= Beginning of Section =
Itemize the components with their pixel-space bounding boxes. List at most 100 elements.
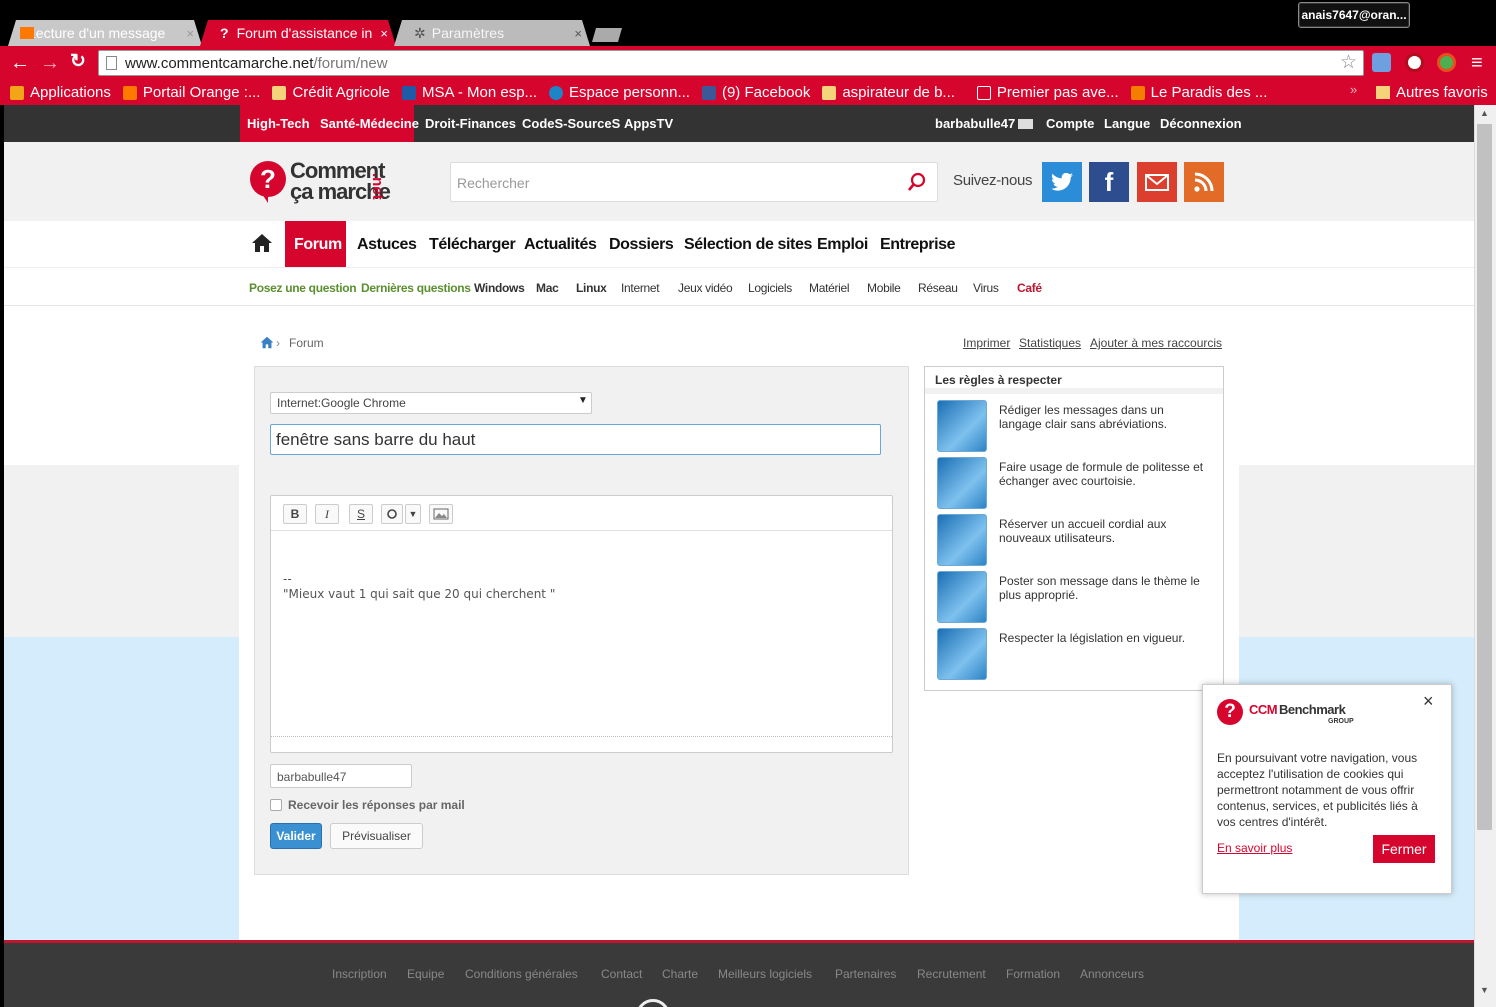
bookmark-msa[interactable]: MSA - Mon esp... xyxy=(402,84,537,101)
menu-icon[interactable]: ≡ xyxy=(1471,53,1483,73)
nav-item-entreprise[interactable]: Entreprise xyxy=(880,221,956,268)
subnav-virus[interactable]: Virus xyxy=(973,268,999,308)
stats-link[interactable]: Statistiques xyxy=(1019,336,1081,350)
nav-item-astuces[interactable]: Astuces xyxy=(357,221,417,268)
rss-icon[interactable] xyxy=(1184,162,1224,202)
preview-button[interactable]: Prévisualiser xyxy=(330,823,423,849)
topbar-link-langue[interactable]: Langue xyxy=(1104,105,1150,142)
mail-icon[interactable] xyxy=(1137,162,1177,202)
subnav-materiel[interactable]: Matériel xyxy=(809,268,850,308)
address-bar[interactable]: www.commentcamarche.net/forum/new xyxy=(98,50,1364,76)
new-tab-button[interactable] xyxy=(592,28,622,42)
site-logo[interactable]: ? Comment ça marche .net xyxy=(250,159,410,209)
subnav-logiciels[interactable]: Logiciels xyxy=(748,268,792,308)
code-dropdown-icon[interactable]: ▼ xyxy=(405,504,421,524)
back-arrow-icon[interactable]: ← xyxy=(10,53,30,73)
topbar-link-droit[interactable]: Droit-Finances xyxy=(425,105,516,142)
message-editor[interactable]: B I S ▼ -- "Mieux vaut 1 qui sait que 20… xyxy=(270,495,893,753)
tab-lecture-message[interactable]: Lecture d'un message × xyxy=(8,20,202,46)
reload-icon[interactable]: ↻ xyxy=(70,52,86,72)
learn-more-link[interactable]: En savoir plus xyxy=(1217,841,1292,855)
bookmark-portail-orange[interactable]: Portail Orange :... xyxy=(122,84,260,101)
footer-link[interactable]: Partenaires xyxy=(835,967,896,981)
more-bookmarks-icon[interactable]: » xyxy=(1350,82,1357,97)
footer-link[interactable]: Formation xyxy=(1006,967,1060,981)
username-field[interactable]: barbabulle47 xyxy=(270,764,412,788)
code-button[interactable] xyxy=(381,504,403,524)
footer-link[interactable]: Charte xyxy=(662,967,698,981)
forward-arrow-icon[interactable]: → xyxy=(40,53,60,73)
close-tab-icon[interactable]: × xyxy=(574,26,582,41)
strike-button[interactable]: S xyxy=(349,504,373,524)
topbar-link-appstv[interactable]: AppsTV xyxy=(624,105,673,142)
bookmark-premier-pas[interactable]: Premier pas ave... xyxy=(976,84,1119,101)
close-cookie-button[interactable]: Fermer xyxy=(1373,835,1435,863)
print-link[interactable]: Imprimer xyxy=(963,336,1010,350)
topbar-link-deconnexion[interactable]: Déconnexion xyxy=(1160,105,1242,142)
italic-button[interactable]: I xyxy=(315,504,339,524)
adblock-icon[interactable] xyxy=(1405,53,1424,72)
tab-parametres[interactable]: ✲ Paramètres × xyxy=(394,20,590,46)
image-button[interactable] xyxy=(429,504,453,524)
nav-item-actualites[interactable]: Actualités xyxy=(524,221,597,268)
subnav-windows[interactable]: Windows xyxy=(474,268,525,308)
footer-link[interactable]: Contact xyxy=(601,967,642,981)
footer-link[interactable]: Recrutement xyxy=(917,967,986,981)
topbar-link-sante[interactable]: Santé-Médecine xyxy=(320,105,419,142)
notify-checkbox[interactable] xyxy=(270,799,282,811)
subnav-linux[interactable]: Linux xyxy=(576,268,607,308)
topbar-username[interactable]: barbabulle47 xyxy=(935,105,1015,142)
nav-item-dossiers[interactable]: Dossiers xyxy=(609,221,674,268)
close-tab-icon[interactable]: × xyxy=(186,26,194,41)
other-bookmarks[interactable]: Autres favoris xyxy=(1376,80,1488,105)
bookmark-paradis[interactable]: Le Paradis des ... xyxy=(1130,84,1267,101)
bookmark-aspirateur[interactable]: aspirateur de b... xyxy=(822,84,955,101)
subnav-mobile[interactable]: Mobile xyxy=(867,268,901,308)
footer-link[interactable]: Inscription xyxy=(332,967,387,981)
subnav-mac[interactable]: Mac xyxy=(536,268,559,308)
footer-link[interactable]: Meilleurs logiciels xyxy=(718,967,812,981)
nav-item-forum[interactable]: Forum xyxy=(294,221,342,268)
bookmark-facebook[interactable]: (9) Facebook xyxy=(701,84,810,101)
footer-link[interactable]: Conditions générales xyxy=(465,967,578,981)
tab-forum-assistance[interactable]: ? Forum d'assistance in × xyxy=(200,20,396,46)
mail-icon[interactable] xyxy=(1018,119,1033,129)
footer-link[interactable]: Equipe xyxy=(407,967,444,981)
topbar-link-high-tech[interactable]: High-Tech xyxy=(247,105,310,142)
subnav-posez-question[interactable]: Posez une question xyxy=(249,268,357,308)
bookmark-applications[interactable]: Applications xyxy=(10,84,111,101)
subnav-cafe[interactable]: Café xyxy=(1017,268,1042,308)
extension-icon[interactable] xyxy=(1437,53,1456,72)
bookmark-star-icon[interactable]: ☆ xyxy=(1340,51,1357,74)
subnav-reseau[interactable]: Réseau xyxy=(918,268,958,308)
nav-item-telecharger[interactable]: Télécharger xyxy=(429,221,516,268)
submit-button[interactable]: Valider xyxy=(270,823,322,849)
nav-item-emploi[interactable]: Emploi xyxy=(817,221,868,268)
bookmark-espace-personnel[interactable]: Espace personn... xyxy=(549,84,690,101)
editor-resize-handle[interactable] xyxy=(271,736,892,737)
nav-item-selection[interactable]: Sélection de sites xyxy=(684,221,812,268)
home-icon[interactable] xyxy=(251,233,273,253)
title-input[interactable]: fenêtre sans barre du haut xyxy=(270,424,881,455)
subnav-internet[interactable]: Internet xyxy=(621,268,660,308)
add-shortcut-link[interactable]: Ajouter à mes raccourcis xyxy=(1090,336,1222,350)
subnav-dernieres-questions[interactable]: Dernières questions xyxy=(361,268,471,308)
scroll-up-icon[interactable]: ▲ xyxy=(1480,108,1489,118)
footer-link[interactable]: Annonceurs xyxy=(1080,967,1144,981)
close-tab-icon[interactable]: × xyxy=(380,26,388,41)
topbar-link-codes[interactable]: CodeS-SourceS xyxy=(522,105,620,142)
scrollbar-thumb[interactable] xyxy=(1477,124,1492,830)
subnav-jeux-video[interactable]: Jeux vidéo xyxy=(678,268,733,308)
topbar-link-compte[interactable]: Compte xyxy=(1046,105,1094,142)
bold-button[interactable]: B xyxy=(283,504,307,524)
category-select[interactable]: Internet:Google Chrome xyxy=(270,392,592,414)
extension-icon[interactable] xyxy=(1372,53,1391,72)
close-icon[interactable]: × xyxy=(1423,691,1434,712)
profile-button[interactable]: anais7647@oran... xyxy=(1298,2,1410,28)
bookmark-credit-agricole[interactable]: Crédit Agricole xyxy=(272,84,390,101)
twitter-icon[interactable] xyxy=(1042,162,1082,202)
search-icon[interactable] xyxy=(907,172,927,192)
search-input[interactable]: Rechercher xyxy=(450,162,938,202)
home-icon[interactable] xyxy=(260,336,274,350)
facebook-icon[interactable]: f xyxy=(1089,162,1129,202)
= End of Section =
• [PROBLEM DETAILS] If an entry above contains a picture, leave that picture out and copy everything else exactly.

• [OUTPUT]
Itemize the components with their pixel-space bounding boxes. List at most 100 elements.
bookmark-msa[interactable]: MSA - Mon esp... xyxy=(402,84,537,101)
menu-icon[interactable]: ≡ xyxy=(1471,53,1483,73)
nav-item-entreprise[interactable]: Entreprise xyxy=(880,221,956,268)
subnav-virus[interactable]: Virus xyxy=(973,268,999,308)
stats-link[interactable]: Statistiques xyxy=(1019,336,1081,350)
nav-item-astuces[interactable]: Astuces xyxy=(357,221,417,268)
rss-icon[interactable] xyxy=(1184,162,1224,202)
preview-button[interactable]: Prévisualiser xyxy=(330,823,423,849)
topbar-link-langue[interactable]: Langue xyxy=(1104,105,1150,142)
mail-icon[interactable] xyxy=(1137,162,1177,202)
subnav-materiel[interactable]: Matériel xyxy=(809,268,850,308)
address-bar[interactable]: www.commentcamarche.net/forum/new xyxy=(98,50,1364,76)
new-tab-button[interactable] xyxy=(592,28,622,42)
site-logo[interactable]: ? Comment ça marche .net xyxy=(250,159,410,209)
subnav-logiciels[interactable]: Logiciels xyxy=(748,268,792,308)
code-dropdown-icon[interactable]: ▼ xyxy=(405,504,421,524)
back-arrow-icon[interactable]: ← xyxy=(10,53,30,73)
topbar-link-droit[interactable]: Droit-Finances xyxy=(425,105,516,142)
message-editor[interactable]: B I S ▼ -- "Mieux vaut 1 qui sait que 20… xyxy=(270,495,893,753)
tab-lecture-message[interactable]: Lecture d'un message × xyxy=(8,20,202,46)
reload-icon[interactable]: ↻ xyxy=(70,52,86,72)
learn-more-link[interactable]: En savoir plus xyxy=(1217,841,1292,855)
bookmark-portail-orange[interactable]: Portail Orange :... xyxy=(122,84,260,101)
footer-link[interactable]: Partenaires xyxy=(835,967,896,981)
more-bookmarks-icon[interactable]: » xyxy=(1350,82,1357,97)
footer-link[interactable]: Formation xyxy=(1006,967,1060,981)
username-field[interactable]: barbabulle47 xyxy=(270,764,412,788)
code-button[interactable] xyxy=(381,504,403,524)
footer-link[interactable]: Charte xyxy=(662,967,698,981)
forward-arrow-icon[interactable]: → xyxy=(40,53,60,73)
close-tab-icon[interactable]: × xyxy=(574,26,582,41)
strike-button[interactable]: S xyxy=(349,504,373,524)
topbar-link-appstv[interactable]: AppsTV xyxy=(624,105,673,142)
bookmark-premier-pas[interactable]: Premier pas ave... xyxy=(976,84,1119,101)
close-cookie-button[interactable]: Fermer xyxy=(1373,835,1435,863)
print-link[interactable]: Imprimer xyxy=(963,336,1010,350)
topbar-link-deconnexion[interactable]: Déconnexion xyxy=(1160,105,1242,142)
italic-button[interactable]: I xyxy=(315,504,339,524)
adblock-icon[interactable] xyxy=(1405,53,1424,72)
tab-parametres[interactable]: ✲ Paramètres × xyxy=(394,20,590,46)
image-button[interactable] xyxy=(429,504,453,524)
nav-item-actualites[interactable]: Actualités xyxy=(524,221,597,268)
subnav-windows[interactable]: Windows xyxy=(474,268,525,308)
footer-link[interactable]: Contact xyxy=(601,967,642,981)
footer-link[interactable]: Recrutement xyxy=(917,967,986,981)
topbar-link-sante[interactable]: Santé-Médecine xyxy=(320,105,419,142)
notify-checkbox[interactable] xyxy=(270,799,282,811)
subnav-linux[interactable]: Linux xyxy=(576,268,607,308)
topbar-username[interactable]: barbabulle47 xyxy=(935,105,1015,142)
nav-item-dossiers[interactable]: Dossiers xyxy=(609,221,674,268)
close-tab-icon[interactable]: × xyxy=(186,26,194,41)
other-bookmarks[interactable]: Autres favoris xyxy=(1376,80,1488,105)
bookmark-paradis[interactable]: Le Paradis des ... xyxy=(1130,84,1267,101)
bookmark-aspirateur[interactable]: aspirateur de b... xyxy=(822,84,955,101)
subnav-mobile[interactable]: Mobile xyxy=(867,268,901,308)
footer-link[interactable]: Inscription xyxy=(332,967,387,981)
subnav-mac[interactable]: Mac xyxy=(536,268,559,308)
footer-link[interactable]: Meilleurs logiciels xyxy=(718,967,812,981)
nav-item-forum[interactable]: Forum xyxy=(294,221,342,268)
bookmark-facebook[interactable]: (9) Facebook xyxy=(701,84,810,101)
footer-link[interactable]: Conditions générales xyxy=(465,967,578,981)
tab-forum-assistance[interactable]: ? Forum d'assistance in × xyxy=(200,20,396,46)
mail-icon[interactable] xyxy=(1018,119,1033,129)
footer-link[interactable]: Equipe xyxy=(407,967,444,981)
topbar-link-high-tech[interactable]: High-Tech xyxy=(247,105,310,142)
subnav-posez-question[interactable]: Posez une question xyxy=(249,268,357,308)
bookmark-applications[interactable]: Applications xyxy=(10,84,111,101)
subnav-cafe[interactable]: Café xyxy=(1017,268,1042,308)
extension-icon[interactable] xyxy=(1437,53,1456,72)
bookmark-star-icon[interactable]: ☆ xyxy=(1340,51,1357,74)
subnav-reseau[interactable]: Réseau xyxy=(918,268,958,308)
nav-item-telecharger[interactable]: Télécharger xyxy=(429,221,516,268)
submit-button[interactable]: Valider xyxy=(270,823,322,849)
nav-item-emploi[interactable]: Emploi xyxy=(817,221,868,268)
bookmark-espace-personnel[interactable]: Espace personn... xyxy=(549,84,690,101)
editor-resize-handle[interactable] xyxy=(271,736,892,737)
nav-item-selection[interactable]: Sélection de sites xyxy=(684,221,812,268)
home-icon[interactable] xyxy=(251,233,273,253)
title-input[interactable]: fenêtre sans barre du haut xyxy=(270,424,881,455)
subnav-internet[interactable]: Internet xyxy=(621,268,660,308)
add-shortcut-link[interactable]: Ajouter à mes raccourcis xyxy=(1090,336,1222,350)
subnav-dernieres-questions[interactable]: Dernières questions xyxy=(361,268,471,308)
scroll-up-icon[interactable]: ▲ xyxy=(1480,108,1489,118)
footer-link[interactable]: Annonceurs xyxy=(1080,967,1144,981)
close-tab-icon[interactable]: × xyxy=(380,26,388,41)
topbar-link-codes[interactable]: CodeS-SourceS xyxy=(522,105,620,142)
scrollbar-thumb[interactable] xyxy=(1477,124,1492,830)
subnav-jeux-video[interactable]: Jeux vidéo xyxy=(678,268,733,308)
topbar-link-compte[interactable]: Compte xyxy=(1046,105,1094,142)
bold-button[interactable]: B xyxy=(283,504,307,524)
category-select[interactable]: Internet:Google Chrome xyxy=(270,392,592,414)
extension-icon[interactable] xyxy=(1372,53,1391,72)
close-icon[interactable]: × xyxy=(1423,691,1434,712)
profile-button[interactable]: anais7647@oran... xyxy=(1298,2,1410,28)
bookmark-credit-agricole[interactable]: Crédit Agricole xyxy=(272,84,390,101)
twitter-icon[interactable] xyxy=(1042,162,1082,202)
search-icon[interactable] xyxy=(907,172,927,192)
search-input[interactable]: Rechercher xyxy=(450,162,938,202)
home-icon[interactable] xyxy=(260,336,274,350)
facebook-icon[interactable]: f xyxy=(1089,162,1129,202)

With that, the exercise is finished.